#### AIM:
All of the data should be output character for character, except the pictures.

Figure dataset records
========

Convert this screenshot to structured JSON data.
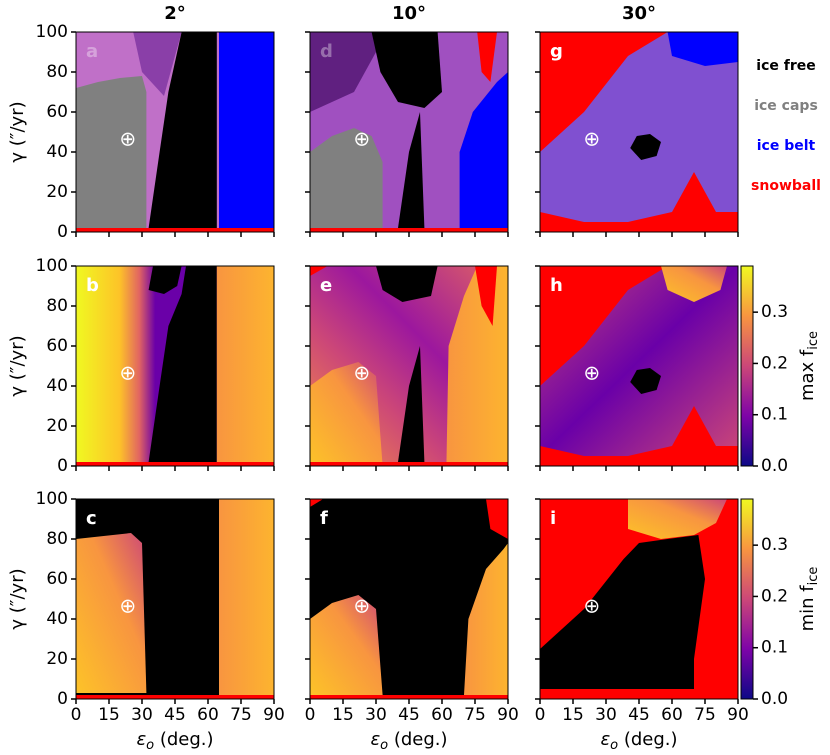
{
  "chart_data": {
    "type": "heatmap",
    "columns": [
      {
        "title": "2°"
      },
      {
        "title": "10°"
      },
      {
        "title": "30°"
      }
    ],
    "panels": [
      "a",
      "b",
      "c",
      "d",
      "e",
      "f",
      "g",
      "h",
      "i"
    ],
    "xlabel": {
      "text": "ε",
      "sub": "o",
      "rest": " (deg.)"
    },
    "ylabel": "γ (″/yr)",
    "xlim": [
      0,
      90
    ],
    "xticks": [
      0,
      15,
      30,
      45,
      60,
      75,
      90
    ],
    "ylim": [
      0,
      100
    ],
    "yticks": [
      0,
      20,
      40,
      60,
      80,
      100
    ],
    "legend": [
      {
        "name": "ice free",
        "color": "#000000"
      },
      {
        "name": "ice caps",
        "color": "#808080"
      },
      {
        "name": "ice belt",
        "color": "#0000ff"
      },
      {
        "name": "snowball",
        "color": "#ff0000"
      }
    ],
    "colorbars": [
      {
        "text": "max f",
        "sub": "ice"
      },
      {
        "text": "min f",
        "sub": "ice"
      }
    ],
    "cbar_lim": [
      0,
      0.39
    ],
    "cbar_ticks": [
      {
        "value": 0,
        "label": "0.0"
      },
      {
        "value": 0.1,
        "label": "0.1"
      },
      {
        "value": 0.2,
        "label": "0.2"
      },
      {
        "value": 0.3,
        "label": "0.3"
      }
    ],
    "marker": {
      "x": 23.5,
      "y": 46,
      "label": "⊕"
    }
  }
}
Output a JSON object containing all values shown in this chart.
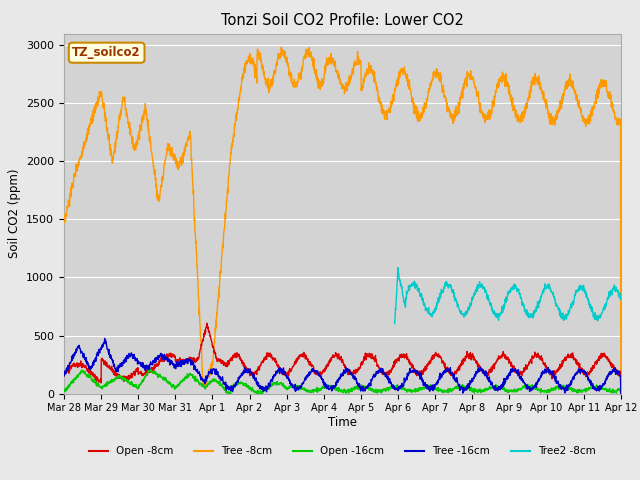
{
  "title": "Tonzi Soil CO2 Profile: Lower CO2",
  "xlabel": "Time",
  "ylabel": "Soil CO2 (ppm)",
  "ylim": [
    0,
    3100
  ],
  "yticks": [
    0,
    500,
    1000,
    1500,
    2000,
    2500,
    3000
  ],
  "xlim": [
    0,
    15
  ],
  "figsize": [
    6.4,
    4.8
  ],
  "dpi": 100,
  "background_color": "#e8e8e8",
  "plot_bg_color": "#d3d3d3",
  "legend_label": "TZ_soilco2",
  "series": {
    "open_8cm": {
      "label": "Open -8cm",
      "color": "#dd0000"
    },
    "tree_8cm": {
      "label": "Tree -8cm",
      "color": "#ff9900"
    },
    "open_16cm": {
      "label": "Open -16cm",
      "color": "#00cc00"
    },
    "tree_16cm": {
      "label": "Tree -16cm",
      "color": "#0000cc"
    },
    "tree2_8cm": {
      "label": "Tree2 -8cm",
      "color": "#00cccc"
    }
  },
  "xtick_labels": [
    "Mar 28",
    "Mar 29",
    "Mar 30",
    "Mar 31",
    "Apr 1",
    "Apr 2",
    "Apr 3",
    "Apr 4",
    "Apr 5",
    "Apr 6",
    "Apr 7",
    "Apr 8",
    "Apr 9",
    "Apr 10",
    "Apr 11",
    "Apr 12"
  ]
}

========

#### EXERCISE ANSWER:
Convert this screenshot to structured JSON data.
{
  "chart_data": {
    "type": "heatmap",
    "columns": [
      {
        "title": "2°"
      },
      {
        "title": "10°"
      },
      {
        "title": "30°"
      }
    ],
    "panels": [
      "a",
      "b",
      "c",
      "d",
      "e",
      "f",
      "g",
      "h",
      "i"
    ],
    "xlabel": {
      "text": "ε",
      "sub": "o",
      "rest": " (deg.)"
    },
    "ylabel": "γ (″/yr)",
    "xlim": [
      0,
      90
    ],
    "xticks": [
      0,
      15,
      30,
      45,
      60,
      75,
      90
    ],
    "ylim": [
      0,
      100
    ],
    "yticks": [
      0,
      20,
      40,
      60,
      80,
      100
    ],
    "legend": [
      {
        "name": "ice free",
        "color": "#000000"
      },
      {
        "name": "ice caps",
        "color": "#808080"
      },
      {
        "name": "ice belt",
        "color": "#0000ff"
      },
      {
        "name": "snowball",
        "color": "#ff0000"
      }
    ],
    "colorbars": [
      {
        "text": "max f",
        "sub": "ice"
      },
      {
        "text": "min f",
        "sub": "ice"
      }
    ],
    "cbar_lim": [
      0,
      0.39
    ],
    "cbar_ticks": [
      {
        "value": 0,
        "label": "0.0"
      },
      {
        "value": 0.1,
        "label": "0.1"
      },
      {
        "value": 0.2,
        "label": "0.2"
      },
      {
        "value": 0.3,
        "label": "0.3"
      }
    ],
    "marker": {
      "x": 23.5,
      "y": 46,
      "label": "⊕"
    }
  }
}
Output a JSON object containing all values shown in this chart.
{
  "title": "Tonzi Soil CO2 Profile: Lower CO2",
  "xlabel": "Time",
  "ylabel": "Soil CO2 (ppm)",
  "ylim": [
    0,
    3100
  ],
  "yticks": [
    0,
    500,
    1000,
    1500,
    2000,
    2500,
    3000
  ],
  "xlim": [
    0,
    15
  ],
  "figsize": [
    6.4,
    4.8
  ],
  "dpi": 100,
  "background_color": "#e8e8e8",
  "plot_bg_color": "#d3d3d3",
  "legend_label": "TZ_soilco2",
  "series": {
    "open_8cm": {
      "label": "Open -8cm",
      "color": "#dd0000"
    },
    "tree_8cm": {
      "label": "Tree -8cm",
      "color": "#ff9900"
    },
    "open_16cm": {
      "label": "Open -16cm",
      "color": "#00cc00"
    },
    "tree_16cm": {
      "label": "Tree -16cm",
      "color": "#0000cc"
    },
    "tree2_8cm": {
      "label": "Tree2 -8cm",
      "color": "#00cccc"
    }
  },
  "xtick_labels": [
    "Mar 28",
    "Mar 29",
    "Mar 30",
    "Mar 31",
    "Apr 1",
    "Apr 2",
    "Apr 3",
    "Apr 4",
    "Apr 5",
    "Apr 6",
    "Apr 7",
    "Apr 8",
    "Apr 9",
    "Apr 10",
    "Apr 11",
    "Apr 12"
  ]
}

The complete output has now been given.